> _Objective_: Print the data that follows exactly.

Stored data entries:
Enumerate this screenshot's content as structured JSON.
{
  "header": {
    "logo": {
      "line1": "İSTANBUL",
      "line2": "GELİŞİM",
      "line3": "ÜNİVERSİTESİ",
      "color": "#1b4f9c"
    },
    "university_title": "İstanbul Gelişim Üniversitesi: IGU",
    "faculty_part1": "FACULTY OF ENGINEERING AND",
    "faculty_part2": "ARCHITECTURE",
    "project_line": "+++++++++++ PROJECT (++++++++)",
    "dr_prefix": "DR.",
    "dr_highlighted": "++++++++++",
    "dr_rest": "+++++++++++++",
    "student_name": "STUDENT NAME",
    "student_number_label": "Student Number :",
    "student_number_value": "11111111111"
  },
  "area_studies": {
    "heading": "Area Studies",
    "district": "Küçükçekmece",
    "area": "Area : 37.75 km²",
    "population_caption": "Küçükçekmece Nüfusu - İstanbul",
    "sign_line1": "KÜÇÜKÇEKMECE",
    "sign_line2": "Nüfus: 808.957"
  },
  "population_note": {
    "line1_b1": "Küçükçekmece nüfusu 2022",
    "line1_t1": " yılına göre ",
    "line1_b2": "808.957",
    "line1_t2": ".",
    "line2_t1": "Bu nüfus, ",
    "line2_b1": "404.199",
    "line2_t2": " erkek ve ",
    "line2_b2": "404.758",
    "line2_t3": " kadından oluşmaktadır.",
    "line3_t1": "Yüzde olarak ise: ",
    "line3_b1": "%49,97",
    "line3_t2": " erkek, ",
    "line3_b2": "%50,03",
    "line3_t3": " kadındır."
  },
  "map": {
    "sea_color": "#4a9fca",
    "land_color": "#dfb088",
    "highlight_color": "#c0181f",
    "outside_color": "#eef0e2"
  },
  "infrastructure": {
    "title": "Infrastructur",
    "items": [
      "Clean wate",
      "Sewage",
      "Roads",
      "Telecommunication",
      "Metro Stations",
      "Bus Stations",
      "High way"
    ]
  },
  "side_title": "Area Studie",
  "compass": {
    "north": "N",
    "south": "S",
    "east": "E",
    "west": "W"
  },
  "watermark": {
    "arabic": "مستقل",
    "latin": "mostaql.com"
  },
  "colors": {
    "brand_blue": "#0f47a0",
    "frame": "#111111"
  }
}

> _Answer to this problem_:
Enumerate this screenshot's content as structured JSON.
{
  "header": {
    "logo": {
      "line1": "İSTANBUL",
      "line2": "GELİŞİM",
      "line3": "ÜNİVERSİTESİ",
      "color": "#1b4f9c"
    },
    "university_title": "İstanbul Gelişim Üniversitesi: IGU",
    "faculty_part1": "FACULTY OF ENGINEERING AND",
    "faculty_part2": "ARCHITECTURE",
    "project_line": "+++++++++++ PROJECT (++++++++)",
    "dr_prefix": "DR.",
    "dr_highlighted": "++++++++++",
    "dr_rest": "+++++++++++++",
    "student_name": "STUDENT NAME",
    "student_number_label": "Student Number :",
    "student_number_value": "11111111111"
  },
  "area_studies": {
    "heading": "Area Studies",
    "district": "Küçükçekmece",
    "area": "Area : 37.75 km²",
    "population_caption": "Küçükçekmece Nüfusu - İstanbul",
    "sign_line1": "KÜÇÜKÇEKMECE",
    "sign_line2": "Nüfus: 808.957"
  },
  "population_note": {
    "line1_b1": "Küçükçekmece nüfusu 2022",
    "line1_t1": " yılına göre ",
    "line1_b2": "808.957",
    "line1_t2": ".",
    "line2_t1": "Bu nüfus, ",
    "line2_b1": "404.199",
    "line2_t2": " erkek ve ",
    "line2_b2": "404.758",
    "line2_t3": " kadından oluşmaktadır.",
    "line3_t1": "Yüzde olarak ise: ",
    "line3_b1": "%49,97",
    "line3_t2": " erkek, ",
    "line3_b2": "%50,03",
    "line3_t3": " kadındır."
  },
  "map": {
    "sea_color": "#4a9fca",
    "land_color": "#dfb088",
    "highlight_color": "#c0181f",
    "outside_color": "#eef0e2"
  },
  "infrastructure": {
    "title": "Infrastructur",
    "items": [
      "Clean wate",
      "Sewage",
      "Roads",
      "Telecommunication",
      "Metro Stations",
      "Bus Stations",
      "High way"
    ]
  },
  "side_title": "Area Studie",
  "compass": {
    "north": "N",
    "south": "S",
    "east": "E",
    "west": "W"
  },
  "watermark": {
    "arabic": "مستقل",
    "latin": "mostaql.com"
  },
  "colors": {
    "brand_blue": "#0f47a0",
    "frame": "#111111"
  }
}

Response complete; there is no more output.